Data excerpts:
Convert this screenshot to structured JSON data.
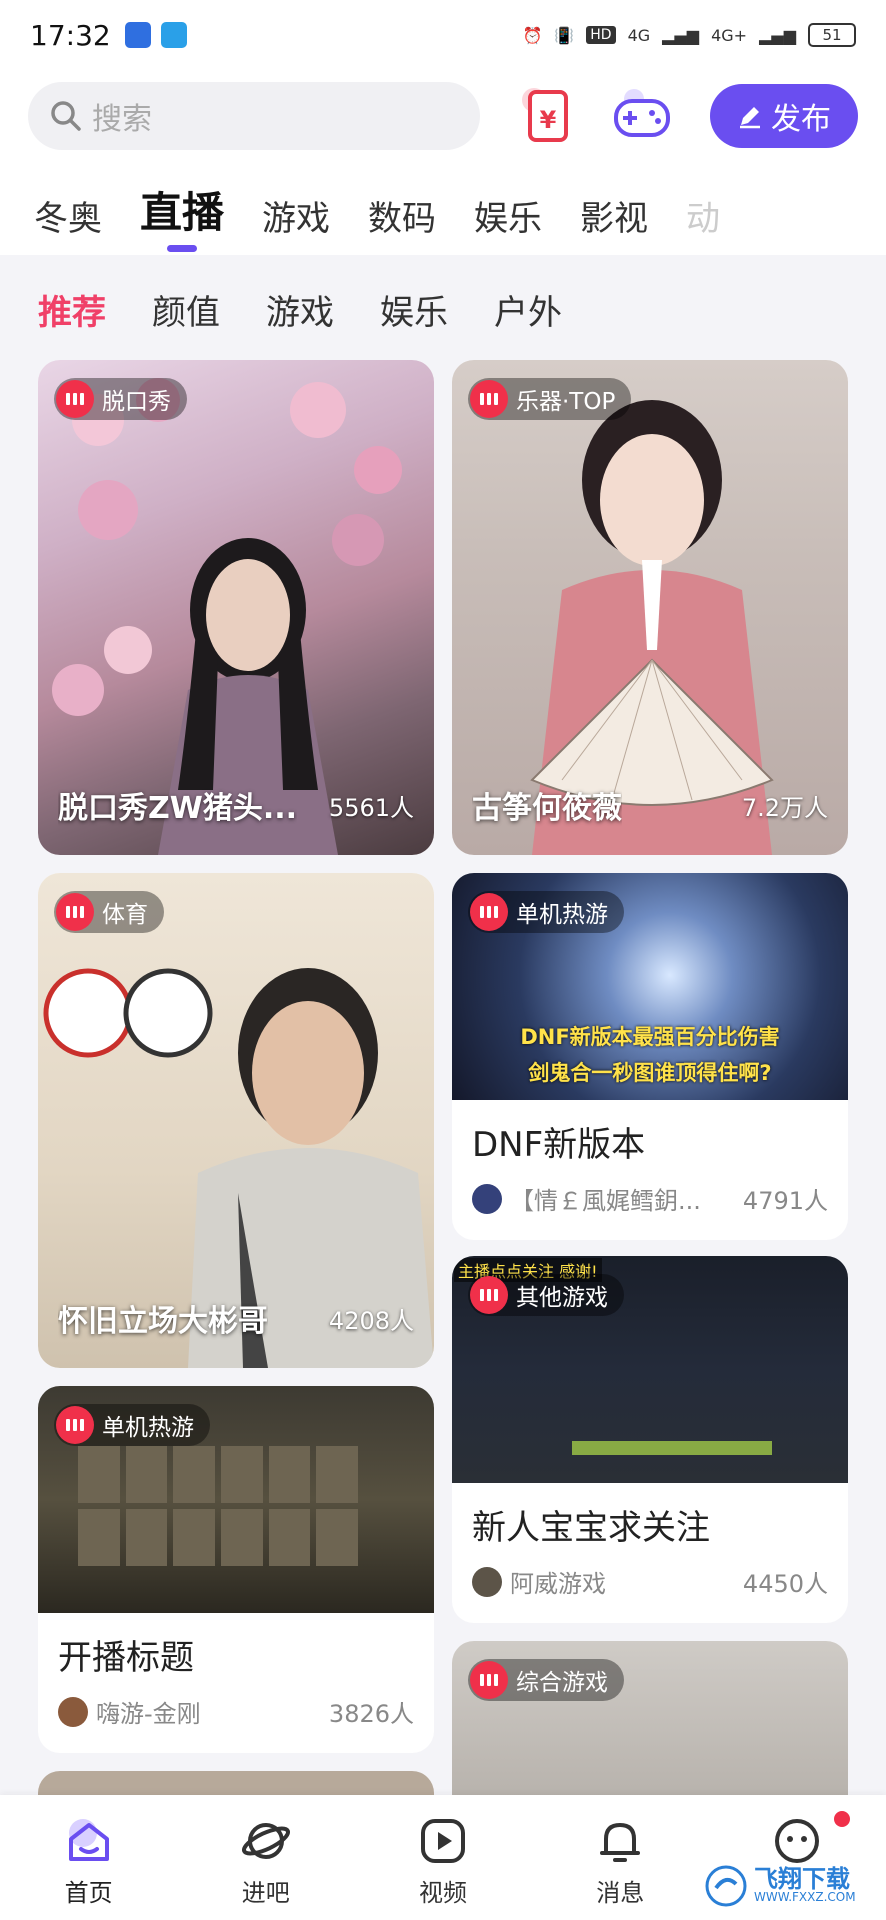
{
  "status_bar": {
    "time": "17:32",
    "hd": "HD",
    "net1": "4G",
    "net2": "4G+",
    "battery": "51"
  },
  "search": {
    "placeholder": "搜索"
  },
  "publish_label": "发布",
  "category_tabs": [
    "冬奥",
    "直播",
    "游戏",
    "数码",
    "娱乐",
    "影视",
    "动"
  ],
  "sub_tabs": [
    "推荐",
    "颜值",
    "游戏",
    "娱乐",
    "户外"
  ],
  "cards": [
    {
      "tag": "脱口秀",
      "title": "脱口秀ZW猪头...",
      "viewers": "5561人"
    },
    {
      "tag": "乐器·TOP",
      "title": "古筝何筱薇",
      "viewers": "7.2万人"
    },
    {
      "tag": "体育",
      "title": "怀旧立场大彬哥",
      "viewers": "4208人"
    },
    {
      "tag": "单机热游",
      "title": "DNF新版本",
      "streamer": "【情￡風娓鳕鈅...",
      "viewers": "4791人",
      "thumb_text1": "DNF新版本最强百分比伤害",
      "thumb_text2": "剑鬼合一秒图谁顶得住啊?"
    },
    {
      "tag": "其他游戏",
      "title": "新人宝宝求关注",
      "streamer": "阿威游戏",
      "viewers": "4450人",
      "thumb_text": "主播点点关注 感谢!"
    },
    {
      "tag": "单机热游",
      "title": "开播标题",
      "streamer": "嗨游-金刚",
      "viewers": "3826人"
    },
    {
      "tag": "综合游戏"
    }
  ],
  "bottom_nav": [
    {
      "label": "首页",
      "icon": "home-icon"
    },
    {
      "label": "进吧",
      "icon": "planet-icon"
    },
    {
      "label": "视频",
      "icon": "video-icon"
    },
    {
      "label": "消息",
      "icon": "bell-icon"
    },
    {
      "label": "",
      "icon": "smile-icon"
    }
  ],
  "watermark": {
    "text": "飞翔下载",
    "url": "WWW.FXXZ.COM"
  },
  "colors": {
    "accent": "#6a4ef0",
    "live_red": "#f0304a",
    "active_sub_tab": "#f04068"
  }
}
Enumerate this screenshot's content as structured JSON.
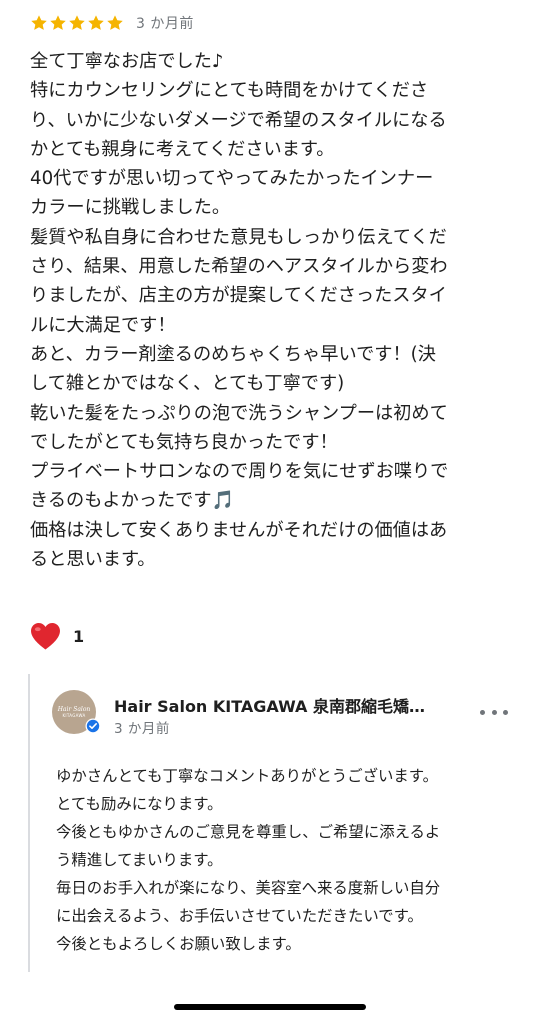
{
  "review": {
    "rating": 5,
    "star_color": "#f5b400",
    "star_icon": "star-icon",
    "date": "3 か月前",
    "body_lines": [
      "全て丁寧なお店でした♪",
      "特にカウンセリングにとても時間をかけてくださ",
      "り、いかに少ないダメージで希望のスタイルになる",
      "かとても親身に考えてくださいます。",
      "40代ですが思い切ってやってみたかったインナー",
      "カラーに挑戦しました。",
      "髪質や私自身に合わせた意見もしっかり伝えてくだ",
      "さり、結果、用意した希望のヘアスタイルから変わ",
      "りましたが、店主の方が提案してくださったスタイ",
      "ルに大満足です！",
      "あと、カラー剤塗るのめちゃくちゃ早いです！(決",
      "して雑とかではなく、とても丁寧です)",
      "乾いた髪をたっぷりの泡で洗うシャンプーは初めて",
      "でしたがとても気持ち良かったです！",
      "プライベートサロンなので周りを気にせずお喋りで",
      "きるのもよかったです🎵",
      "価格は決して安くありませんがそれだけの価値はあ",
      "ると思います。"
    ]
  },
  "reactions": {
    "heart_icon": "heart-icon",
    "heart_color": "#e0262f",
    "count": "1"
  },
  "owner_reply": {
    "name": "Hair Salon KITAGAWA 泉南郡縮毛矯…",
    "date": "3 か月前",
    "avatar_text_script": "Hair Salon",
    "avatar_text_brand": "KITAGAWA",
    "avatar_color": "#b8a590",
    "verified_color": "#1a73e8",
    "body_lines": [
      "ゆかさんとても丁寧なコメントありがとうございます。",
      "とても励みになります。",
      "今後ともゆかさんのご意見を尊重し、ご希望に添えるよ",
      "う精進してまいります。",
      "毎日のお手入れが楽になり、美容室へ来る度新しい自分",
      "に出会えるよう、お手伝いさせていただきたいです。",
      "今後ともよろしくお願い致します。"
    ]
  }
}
---
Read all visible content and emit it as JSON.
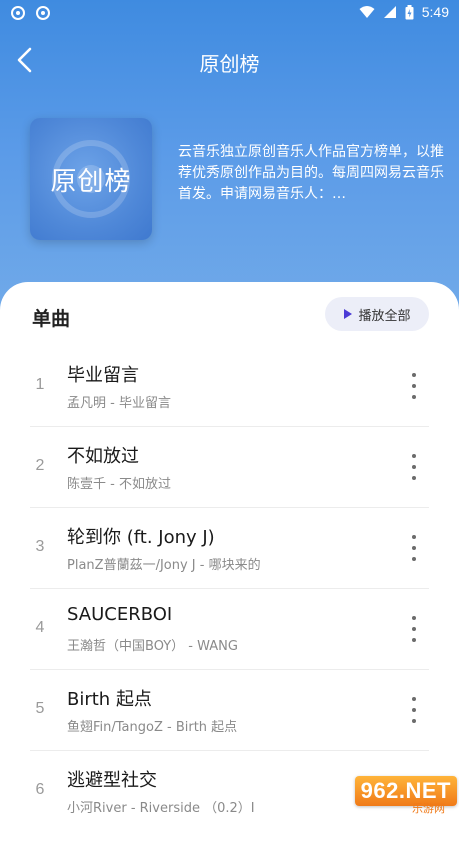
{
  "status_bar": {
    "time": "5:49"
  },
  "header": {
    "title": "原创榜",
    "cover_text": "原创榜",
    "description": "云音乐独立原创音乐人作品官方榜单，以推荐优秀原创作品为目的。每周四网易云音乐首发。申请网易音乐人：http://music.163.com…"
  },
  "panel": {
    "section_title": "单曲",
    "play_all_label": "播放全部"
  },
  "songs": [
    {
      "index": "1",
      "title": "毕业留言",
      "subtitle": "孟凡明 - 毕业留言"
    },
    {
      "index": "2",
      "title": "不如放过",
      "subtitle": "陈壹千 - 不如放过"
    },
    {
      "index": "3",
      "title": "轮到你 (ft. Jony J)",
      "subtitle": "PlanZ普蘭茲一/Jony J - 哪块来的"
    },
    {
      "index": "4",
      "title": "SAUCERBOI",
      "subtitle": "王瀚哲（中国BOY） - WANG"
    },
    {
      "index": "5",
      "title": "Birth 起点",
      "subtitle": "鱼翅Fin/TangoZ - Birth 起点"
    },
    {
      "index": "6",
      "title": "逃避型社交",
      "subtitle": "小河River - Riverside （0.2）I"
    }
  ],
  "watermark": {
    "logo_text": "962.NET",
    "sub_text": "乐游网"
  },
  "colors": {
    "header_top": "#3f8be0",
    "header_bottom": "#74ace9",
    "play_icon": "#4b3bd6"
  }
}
...
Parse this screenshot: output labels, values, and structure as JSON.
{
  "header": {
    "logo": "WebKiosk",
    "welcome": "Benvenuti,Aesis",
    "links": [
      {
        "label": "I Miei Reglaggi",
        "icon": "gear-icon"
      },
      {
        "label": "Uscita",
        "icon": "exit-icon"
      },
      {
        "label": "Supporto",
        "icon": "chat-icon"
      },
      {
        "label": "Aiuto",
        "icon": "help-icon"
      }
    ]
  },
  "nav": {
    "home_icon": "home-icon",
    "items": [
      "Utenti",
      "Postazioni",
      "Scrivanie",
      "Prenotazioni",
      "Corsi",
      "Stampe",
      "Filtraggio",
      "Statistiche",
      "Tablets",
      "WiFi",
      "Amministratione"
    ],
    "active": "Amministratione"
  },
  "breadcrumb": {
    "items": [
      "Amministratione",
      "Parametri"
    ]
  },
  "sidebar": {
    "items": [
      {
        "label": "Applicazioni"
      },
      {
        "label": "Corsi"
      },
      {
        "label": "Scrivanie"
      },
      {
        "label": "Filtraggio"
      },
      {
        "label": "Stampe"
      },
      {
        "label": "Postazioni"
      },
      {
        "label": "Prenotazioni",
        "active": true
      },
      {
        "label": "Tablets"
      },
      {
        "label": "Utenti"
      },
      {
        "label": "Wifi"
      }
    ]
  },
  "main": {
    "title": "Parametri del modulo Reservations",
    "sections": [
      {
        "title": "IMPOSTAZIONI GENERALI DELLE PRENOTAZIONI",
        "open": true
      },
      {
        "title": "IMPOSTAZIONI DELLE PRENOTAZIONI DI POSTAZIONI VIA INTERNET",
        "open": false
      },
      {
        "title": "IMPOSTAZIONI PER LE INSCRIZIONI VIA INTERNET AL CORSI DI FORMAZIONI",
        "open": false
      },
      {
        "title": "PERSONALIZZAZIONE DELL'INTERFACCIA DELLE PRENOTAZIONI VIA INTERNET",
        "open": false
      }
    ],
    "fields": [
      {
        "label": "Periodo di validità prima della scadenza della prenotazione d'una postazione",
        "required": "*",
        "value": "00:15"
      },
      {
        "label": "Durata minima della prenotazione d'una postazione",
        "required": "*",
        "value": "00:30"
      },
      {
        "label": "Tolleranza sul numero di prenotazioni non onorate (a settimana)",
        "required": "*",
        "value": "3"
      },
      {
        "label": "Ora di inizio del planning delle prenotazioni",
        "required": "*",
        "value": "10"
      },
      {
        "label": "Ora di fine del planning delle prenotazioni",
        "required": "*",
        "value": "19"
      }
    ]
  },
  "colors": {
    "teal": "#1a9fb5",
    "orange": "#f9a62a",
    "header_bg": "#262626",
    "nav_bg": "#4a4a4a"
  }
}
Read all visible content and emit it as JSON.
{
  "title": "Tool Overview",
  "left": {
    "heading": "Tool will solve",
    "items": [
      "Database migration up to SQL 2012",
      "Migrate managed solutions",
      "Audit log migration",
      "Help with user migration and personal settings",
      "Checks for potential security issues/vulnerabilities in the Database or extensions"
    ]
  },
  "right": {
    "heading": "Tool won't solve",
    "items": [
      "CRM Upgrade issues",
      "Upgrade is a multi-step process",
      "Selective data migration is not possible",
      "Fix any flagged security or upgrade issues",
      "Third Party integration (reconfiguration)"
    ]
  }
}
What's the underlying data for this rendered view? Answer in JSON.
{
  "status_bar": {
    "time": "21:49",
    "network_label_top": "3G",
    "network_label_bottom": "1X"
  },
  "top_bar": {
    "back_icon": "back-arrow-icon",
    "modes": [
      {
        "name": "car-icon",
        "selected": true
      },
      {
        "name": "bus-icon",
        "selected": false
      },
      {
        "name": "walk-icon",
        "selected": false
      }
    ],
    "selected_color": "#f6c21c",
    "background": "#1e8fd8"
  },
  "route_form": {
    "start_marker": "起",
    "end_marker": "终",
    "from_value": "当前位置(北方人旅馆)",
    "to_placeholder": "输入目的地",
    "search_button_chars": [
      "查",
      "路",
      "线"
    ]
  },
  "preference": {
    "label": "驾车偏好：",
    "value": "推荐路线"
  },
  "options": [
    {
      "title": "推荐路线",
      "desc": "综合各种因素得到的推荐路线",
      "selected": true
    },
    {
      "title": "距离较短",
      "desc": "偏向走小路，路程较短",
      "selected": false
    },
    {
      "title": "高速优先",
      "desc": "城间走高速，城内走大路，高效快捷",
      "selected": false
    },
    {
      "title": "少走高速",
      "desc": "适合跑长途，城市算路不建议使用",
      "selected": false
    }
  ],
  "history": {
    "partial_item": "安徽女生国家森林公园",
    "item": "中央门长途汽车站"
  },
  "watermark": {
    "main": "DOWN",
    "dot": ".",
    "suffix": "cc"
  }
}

Direction:
Count each line of the data where the word "heading" appears, then reply with the total only.

Completed task:
2